GIVEN RECORDS:

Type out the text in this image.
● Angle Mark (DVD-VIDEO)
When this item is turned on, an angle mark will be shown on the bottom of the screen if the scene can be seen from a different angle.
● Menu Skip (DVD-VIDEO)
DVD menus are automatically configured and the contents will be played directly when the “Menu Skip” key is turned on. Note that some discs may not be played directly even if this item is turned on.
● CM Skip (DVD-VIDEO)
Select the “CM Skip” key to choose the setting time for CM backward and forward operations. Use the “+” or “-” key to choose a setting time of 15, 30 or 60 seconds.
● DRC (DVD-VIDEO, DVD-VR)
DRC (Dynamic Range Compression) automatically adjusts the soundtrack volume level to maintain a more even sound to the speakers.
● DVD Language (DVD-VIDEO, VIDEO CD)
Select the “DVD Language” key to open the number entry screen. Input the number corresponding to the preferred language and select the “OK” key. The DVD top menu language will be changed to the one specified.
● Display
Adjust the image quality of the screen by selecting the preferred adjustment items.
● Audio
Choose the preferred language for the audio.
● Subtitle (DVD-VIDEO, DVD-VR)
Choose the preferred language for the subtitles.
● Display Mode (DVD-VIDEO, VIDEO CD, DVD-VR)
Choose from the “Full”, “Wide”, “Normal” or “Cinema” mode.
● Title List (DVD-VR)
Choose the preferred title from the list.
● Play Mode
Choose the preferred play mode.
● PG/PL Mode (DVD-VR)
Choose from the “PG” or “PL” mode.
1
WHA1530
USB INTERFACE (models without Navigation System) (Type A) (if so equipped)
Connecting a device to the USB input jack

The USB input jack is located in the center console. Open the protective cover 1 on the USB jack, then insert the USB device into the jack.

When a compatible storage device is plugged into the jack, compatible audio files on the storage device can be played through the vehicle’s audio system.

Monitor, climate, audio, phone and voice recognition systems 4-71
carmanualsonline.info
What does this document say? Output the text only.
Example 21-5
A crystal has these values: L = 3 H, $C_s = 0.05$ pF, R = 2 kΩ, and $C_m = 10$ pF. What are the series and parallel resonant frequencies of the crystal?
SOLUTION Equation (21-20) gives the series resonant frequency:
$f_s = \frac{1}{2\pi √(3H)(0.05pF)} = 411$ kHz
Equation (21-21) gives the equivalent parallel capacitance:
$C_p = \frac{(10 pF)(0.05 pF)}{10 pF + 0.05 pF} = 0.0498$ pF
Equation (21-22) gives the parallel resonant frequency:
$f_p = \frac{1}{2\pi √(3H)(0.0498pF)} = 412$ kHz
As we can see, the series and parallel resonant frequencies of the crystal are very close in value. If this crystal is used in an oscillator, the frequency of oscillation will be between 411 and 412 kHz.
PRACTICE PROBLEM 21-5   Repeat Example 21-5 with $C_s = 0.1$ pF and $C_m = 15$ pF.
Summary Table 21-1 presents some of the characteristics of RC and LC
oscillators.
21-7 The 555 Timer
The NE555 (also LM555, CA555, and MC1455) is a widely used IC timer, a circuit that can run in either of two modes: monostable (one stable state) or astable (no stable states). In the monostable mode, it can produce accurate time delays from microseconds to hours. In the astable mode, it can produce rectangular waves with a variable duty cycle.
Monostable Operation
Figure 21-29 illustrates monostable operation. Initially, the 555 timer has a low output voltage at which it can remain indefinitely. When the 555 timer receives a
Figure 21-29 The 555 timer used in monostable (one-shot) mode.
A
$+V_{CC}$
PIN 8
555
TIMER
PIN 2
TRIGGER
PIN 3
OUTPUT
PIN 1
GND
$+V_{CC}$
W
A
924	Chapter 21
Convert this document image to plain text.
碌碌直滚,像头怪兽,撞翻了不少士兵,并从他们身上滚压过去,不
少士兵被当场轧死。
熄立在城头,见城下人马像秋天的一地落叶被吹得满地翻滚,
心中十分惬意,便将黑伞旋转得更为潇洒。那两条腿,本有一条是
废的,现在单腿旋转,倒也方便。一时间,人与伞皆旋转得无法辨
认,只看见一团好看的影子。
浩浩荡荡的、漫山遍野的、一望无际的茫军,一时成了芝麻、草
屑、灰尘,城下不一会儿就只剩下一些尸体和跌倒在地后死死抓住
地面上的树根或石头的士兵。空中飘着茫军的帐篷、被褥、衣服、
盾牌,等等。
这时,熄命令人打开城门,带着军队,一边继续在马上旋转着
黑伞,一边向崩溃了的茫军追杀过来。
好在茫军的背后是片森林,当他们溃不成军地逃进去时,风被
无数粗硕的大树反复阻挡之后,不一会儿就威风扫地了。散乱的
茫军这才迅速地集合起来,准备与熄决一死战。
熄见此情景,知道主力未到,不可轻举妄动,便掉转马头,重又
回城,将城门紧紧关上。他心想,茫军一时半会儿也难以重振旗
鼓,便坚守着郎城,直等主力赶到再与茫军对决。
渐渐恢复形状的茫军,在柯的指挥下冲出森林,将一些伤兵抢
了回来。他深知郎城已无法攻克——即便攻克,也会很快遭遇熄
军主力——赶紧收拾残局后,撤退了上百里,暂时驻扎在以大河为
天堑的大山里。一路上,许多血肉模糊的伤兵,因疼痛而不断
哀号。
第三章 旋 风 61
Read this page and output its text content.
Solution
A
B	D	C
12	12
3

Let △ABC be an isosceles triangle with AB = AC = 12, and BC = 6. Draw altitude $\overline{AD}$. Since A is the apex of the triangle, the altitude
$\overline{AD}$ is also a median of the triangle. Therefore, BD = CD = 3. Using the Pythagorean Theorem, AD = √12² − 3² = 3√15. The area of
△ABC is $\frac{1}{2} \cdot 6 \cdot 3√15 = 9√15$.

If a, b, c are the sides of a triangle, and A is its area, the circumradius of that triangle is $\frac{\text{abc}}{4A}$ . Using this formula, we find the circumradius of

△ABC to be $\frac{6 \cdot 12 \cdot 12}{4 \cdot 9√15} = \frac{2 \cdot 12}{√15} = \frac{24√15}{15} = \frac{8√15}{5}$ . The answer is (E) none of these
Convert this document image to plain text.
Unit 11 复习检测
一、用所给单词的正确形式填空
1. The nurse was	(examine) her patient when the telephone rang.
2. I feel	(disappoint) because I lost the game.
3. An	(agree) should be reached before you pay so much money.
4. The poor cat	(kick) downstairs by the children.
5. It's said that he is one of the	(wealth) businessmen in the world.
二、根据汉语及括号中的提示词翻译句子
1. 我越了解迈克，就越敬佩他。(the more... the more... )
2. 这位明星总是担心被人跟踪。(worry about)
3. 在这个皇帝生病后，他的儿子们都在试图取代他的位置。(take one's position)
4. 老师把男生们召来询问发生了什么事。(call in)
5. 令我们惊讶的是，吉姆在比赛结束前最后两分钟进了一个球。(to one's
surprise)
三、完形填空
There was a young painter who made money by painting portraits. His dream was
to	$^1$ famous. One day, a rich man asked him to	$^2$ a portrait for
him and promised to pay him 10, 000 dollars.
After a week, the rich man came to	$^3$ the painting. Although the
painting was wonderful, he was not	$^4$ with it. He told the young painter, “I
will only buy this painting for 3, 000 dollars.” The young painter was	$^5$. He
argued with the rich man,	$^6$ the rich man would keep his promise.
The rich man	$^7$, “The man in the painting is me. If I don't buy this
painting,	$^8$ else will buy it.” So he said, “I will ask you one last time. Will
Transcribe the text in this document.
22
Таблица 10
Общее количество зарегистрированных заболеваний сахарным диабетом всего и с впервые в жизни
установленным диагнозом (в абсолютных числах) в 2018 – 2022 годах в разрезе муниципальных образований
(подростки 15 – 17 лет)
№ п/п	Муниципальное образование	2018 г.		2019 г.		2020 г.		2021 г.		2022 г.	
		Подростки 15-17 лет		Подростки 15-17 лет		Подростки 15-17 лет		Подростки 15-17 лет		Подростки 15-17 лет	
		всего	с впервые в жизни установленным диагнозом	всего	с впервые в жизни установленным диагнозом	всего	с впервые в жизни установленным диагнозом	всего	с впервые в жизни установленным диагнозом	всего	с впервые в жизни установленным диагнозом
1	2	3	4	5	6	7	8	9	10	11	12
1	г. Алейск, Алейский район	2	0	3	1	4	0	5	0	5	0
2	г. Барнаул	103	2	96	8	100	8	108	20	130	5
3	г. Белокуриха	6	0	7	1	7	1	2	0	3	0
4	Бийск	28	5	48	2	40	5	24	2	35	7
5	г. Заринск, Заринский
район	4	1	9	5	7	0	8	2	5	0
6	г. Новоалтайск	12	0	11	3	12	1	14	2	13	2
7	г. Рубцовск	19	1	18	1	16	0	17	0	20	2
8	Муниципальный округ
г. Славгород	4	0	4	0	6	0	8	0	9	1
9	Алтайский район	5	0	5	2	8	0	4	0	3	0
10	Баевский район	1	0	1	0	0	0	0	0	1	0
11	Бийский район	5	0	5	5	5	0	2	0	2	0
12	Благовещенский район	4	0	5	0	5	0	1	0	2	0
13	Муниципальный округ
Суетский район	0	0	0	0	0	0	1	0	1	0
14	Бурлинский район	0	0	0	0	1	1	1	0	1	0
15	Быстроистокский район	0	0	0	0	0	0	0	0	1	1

GIVEN EXERCISE: A number is the only answer here: how many lines of the material above contain "these"?

EXPECTED ANSWER: 2